====== GIVEN DATA ======

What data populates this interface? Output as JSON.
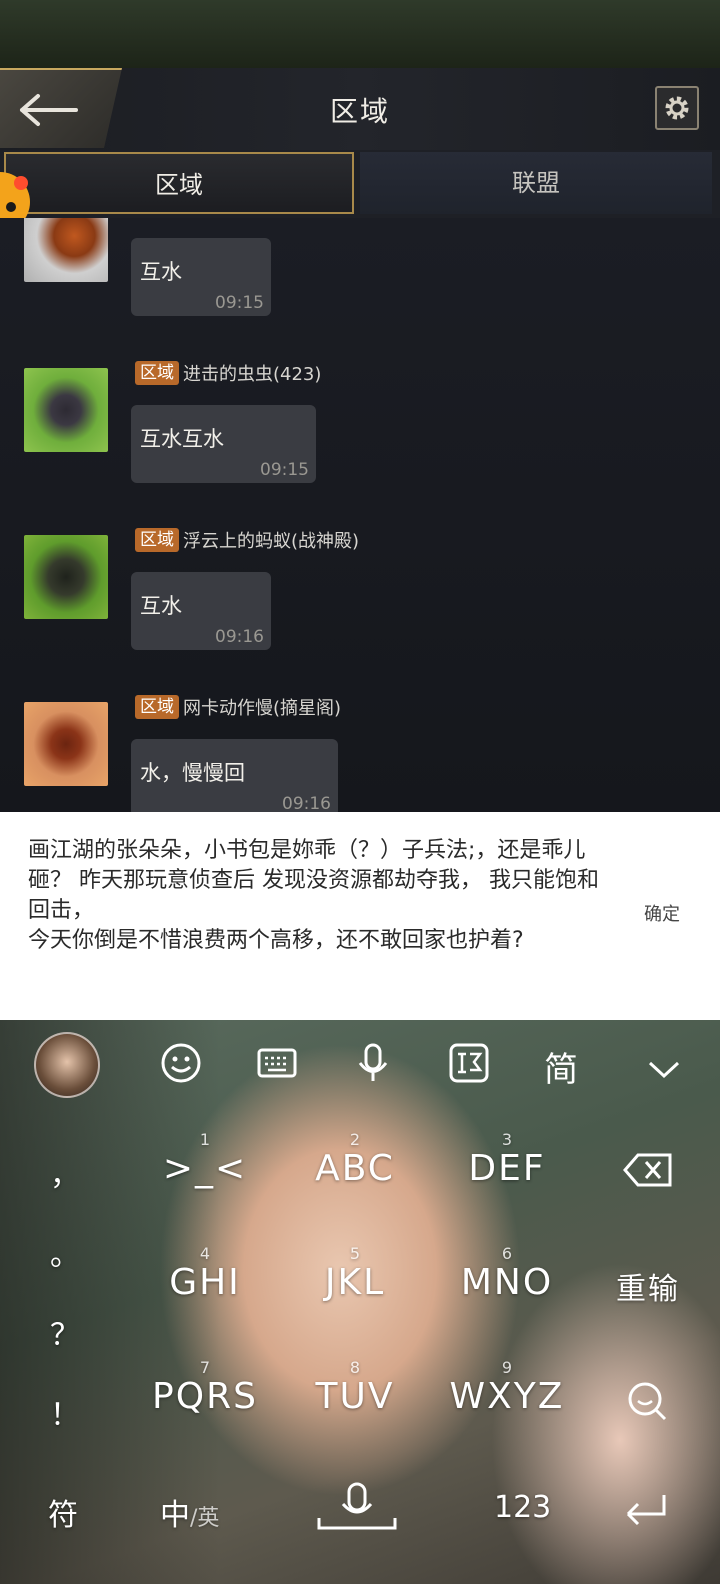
{
  "header": {
    "title": "区域"
  },
  "tabs": [
    {
      "label": "区域"
    },
    {
      "label": "联盟"
    }
  ],
  "messages": [
    {
      "tag": "",
      "name": "",
      "text": "互水",
      "time": "09:15"
    },
    {
      "tag": "区域",
      "name": "进击的虫虫(423)",
      "text": "互水互水",
      "time": "09:15"
    },
    {
      "tag": "区域",
      "name": "浮云上的蚂蚁(战神殿)",
      "text": "互水",
      "time": "09:16"
    },
    {
      "tag": "区域",
      "name": "网卡动作慢(摘星阁)",
      "text": "水，慢慢回",
      "time": "09:16"
    }
  ],
  "compose": {
    "text": "画江湖的张朵朵，小书包是妳乖（？）子兵法;，还是乖儿砸？ 昨天那玩意侦查后 发现没资源都劫夺我， 我只能饱和回击，\n今天你倒是不惜浪费两个高移，还不敢回家也护着?",
    "confirm_label": "确定"
  },
  "keyboard": {
    "toolbar": {
      "simplified_label": "简"
    },
    "keys": [
      {
        "num": "1",
        "label": ">_<"
      },
      {
        "num": "2",
        "label": "ABC"
      },
      {
        "num": "3",
        "label": "DEF"
      },
      {
        "num": "4",
        "label": "GHI"
      },
      {
        "num": "5",
        "label": "JKL"
      },
      {
        "num": "6",
        "label": "MNO"
      },
      {
        "num": "7",
        "label": "PQRS"
      },
      {
        "num": "8",
        "label": "TUV"
      },
      {
        "num": "9",
        "label": "WXYZ"
      }
    ],
    "symbols": [
      "，",
      "。",
      "？",
      "！"
    ],
    "reenter_label": "重输",
    "bottom": {
      "symbols_label": "符",
      "zh_label": "中",
      "en_label": "/英",
      "numbers_label": "123"
    }
  }
}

======

EXERCISE AIM: In the entries above, identify each line that includes the string "name", then copy it.

COMPLETE OUTPUT:
      "name": "",
      "name": "进击的虫虫(423)",
      "name": "浮云上的蚂蚁(战神殿)",
      "name": "网卡动作慢(摘星阁)",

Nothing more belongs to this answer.